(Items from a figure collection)
>> begin
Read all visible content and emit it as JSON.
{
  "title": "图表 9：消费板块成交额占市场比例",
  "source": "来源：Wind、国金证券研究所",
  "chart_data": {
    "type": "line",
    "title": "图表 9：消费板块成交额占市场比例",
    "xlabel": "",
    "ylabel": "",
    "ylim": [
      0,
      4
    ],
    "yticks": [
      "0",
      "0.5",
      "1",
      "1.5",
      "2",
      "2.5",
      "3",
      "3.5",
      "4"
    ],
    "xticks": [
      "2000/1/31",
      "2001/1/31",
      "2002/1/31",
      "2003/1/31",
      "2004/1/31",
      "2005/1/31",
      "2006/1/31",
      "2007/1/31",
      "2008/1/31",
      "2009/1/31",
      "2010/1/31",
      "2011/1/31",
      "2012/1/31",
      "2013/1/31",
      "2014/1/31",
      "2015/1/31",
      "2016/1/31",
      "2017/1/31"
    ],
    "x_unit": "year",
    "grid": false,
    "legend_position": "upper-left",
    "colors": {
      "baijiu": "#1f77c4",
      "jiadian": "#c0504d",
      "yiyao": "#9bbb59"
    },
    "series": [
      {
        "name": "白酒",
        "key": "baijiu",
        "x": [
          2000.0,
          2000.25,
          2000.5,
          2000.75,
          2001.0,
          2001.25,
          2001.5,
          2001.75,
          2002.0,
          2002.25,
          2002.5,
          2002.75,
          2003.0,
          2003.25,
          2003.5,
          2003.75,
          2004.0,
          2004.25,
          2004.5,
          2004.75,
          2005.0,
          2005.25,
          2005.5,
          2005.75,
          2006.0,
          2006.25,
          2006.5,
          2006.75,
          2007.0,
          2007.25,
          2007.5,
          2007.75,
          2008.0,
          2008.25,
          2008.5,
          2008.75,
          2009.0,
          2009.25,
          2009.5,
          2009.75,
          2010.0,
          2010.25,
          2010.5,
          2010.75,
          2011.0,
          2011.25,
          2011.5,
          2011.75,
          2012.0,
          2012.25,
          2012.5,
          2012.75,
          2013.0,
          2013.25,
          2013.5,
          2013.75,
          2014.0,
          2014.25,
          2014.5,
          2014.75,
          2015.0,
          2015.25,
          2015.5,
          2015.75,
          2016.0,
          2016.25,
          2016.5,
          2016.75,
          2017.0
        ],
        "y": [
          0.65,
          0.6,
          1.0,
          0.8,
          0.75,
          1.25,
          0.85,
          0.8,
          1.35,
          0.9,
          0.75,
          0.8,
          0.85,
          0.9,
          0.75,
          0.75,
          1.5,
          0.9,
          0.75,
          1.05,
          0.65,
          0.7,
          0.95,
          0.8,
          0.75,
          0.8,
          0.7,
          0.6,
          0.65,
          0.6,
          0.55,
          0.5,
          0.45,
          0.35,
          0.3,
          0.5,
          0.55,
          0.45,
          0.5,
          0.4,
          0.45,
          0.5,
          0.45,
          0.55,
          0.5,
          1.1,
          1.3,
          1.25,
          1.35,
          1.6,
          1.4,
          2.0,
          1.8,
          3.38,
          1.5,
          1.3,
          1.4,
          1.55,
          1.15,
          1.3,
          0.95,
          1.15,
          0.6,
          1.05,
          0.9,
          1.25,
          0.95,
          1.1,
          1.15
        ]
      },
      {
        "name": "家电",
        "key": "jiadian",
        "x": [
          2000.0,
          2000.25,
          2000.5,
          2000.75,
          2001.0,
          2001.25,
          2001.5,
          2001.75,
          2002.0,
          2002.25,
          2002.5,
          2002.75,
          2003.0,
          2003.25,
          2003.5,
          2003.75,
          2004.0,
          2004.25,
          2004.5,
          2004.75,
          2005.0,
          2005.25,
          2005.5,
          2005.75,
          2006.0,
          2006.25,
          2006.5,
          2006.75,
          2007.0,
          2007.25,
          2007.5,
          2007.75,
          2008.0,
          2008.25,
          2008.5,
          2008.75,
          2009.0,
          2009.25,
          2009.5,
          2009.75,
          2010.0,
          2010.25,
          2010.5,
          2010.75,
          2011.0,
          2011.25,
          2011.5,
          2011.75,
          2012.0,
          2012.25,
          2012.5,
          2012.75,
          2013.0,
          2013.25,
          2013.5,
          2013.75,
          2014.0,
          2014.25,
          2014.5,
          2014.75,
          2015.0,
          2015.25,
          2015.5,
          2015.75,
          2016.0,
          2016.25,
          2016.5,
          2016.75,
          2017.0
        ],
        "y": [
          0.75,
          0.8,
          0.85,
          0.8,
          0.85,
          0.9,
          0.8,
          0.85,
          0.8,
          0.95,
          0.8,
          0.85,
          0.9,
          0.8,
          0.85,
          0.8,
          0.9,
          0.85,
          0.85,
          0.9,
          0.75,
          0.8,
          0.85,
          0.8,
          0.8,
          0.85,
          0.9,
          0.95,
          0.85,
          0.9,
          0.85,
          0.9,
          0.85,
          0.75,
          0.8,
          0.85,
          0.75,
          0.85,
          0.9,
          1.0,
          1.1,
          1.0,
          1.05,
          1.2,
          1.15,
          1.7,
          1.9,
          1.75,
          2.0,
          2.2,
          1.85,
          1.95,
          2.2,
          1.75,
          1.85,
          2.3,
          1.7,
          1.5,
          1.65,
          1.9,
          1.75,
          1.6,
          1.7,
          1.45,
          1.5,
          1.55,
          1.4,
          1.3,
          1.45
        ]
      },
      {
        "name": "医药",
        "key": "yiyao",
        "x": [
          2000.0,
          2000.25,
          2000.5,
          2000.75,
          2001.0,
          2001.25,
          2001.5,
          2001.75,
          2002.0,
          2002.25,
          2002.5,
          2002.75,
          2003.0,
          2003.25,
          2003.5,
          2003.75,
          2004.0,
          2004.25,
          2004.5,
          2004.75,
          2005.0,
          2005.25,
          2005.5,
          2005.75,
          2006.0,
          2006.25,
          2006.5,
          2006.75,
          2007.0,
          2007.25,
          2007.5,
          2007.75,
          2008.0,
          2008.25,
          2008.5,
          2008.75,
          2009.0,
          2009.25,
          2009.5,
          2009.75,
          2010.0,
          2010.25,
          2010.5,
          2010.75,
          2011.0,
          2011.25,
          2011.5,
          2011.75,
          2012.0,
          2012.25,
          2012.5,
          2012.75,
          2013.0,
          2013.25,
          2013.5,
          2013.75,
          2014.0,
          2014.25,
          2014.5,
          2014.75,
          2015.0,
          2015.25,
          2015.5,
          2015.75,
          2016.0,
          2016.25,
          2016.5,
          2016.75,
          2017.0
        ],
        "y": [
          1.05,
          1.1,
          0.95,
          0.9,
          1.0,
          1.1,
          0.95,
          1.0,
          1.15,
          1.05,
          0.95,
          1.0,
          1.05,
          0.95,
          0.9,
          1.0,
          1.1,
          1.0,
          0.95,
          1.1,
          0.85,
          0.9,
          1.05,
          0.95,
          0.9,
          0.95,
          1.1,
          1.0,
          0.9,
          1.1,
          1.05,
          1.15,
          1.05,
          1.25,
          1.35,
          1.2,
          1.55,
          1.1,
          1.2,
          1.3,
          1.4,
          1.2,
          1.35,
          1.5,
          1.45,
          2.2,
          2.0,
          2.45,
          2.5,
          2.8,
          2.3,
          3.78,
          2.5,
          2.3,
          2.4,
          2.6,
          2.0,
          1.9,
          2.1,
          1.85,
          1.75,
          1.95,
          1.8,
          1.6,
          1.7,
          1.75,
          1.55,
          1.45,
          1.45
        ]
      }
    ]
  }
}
>> end
Go through the material above and copy each line that has the word "消费板块成交额占市场比例".

Solution for this task ->
  "title": "图表 9：消费板块成交额占市场比例",
    "title": "图表 9：消费板块成交额占市场比例",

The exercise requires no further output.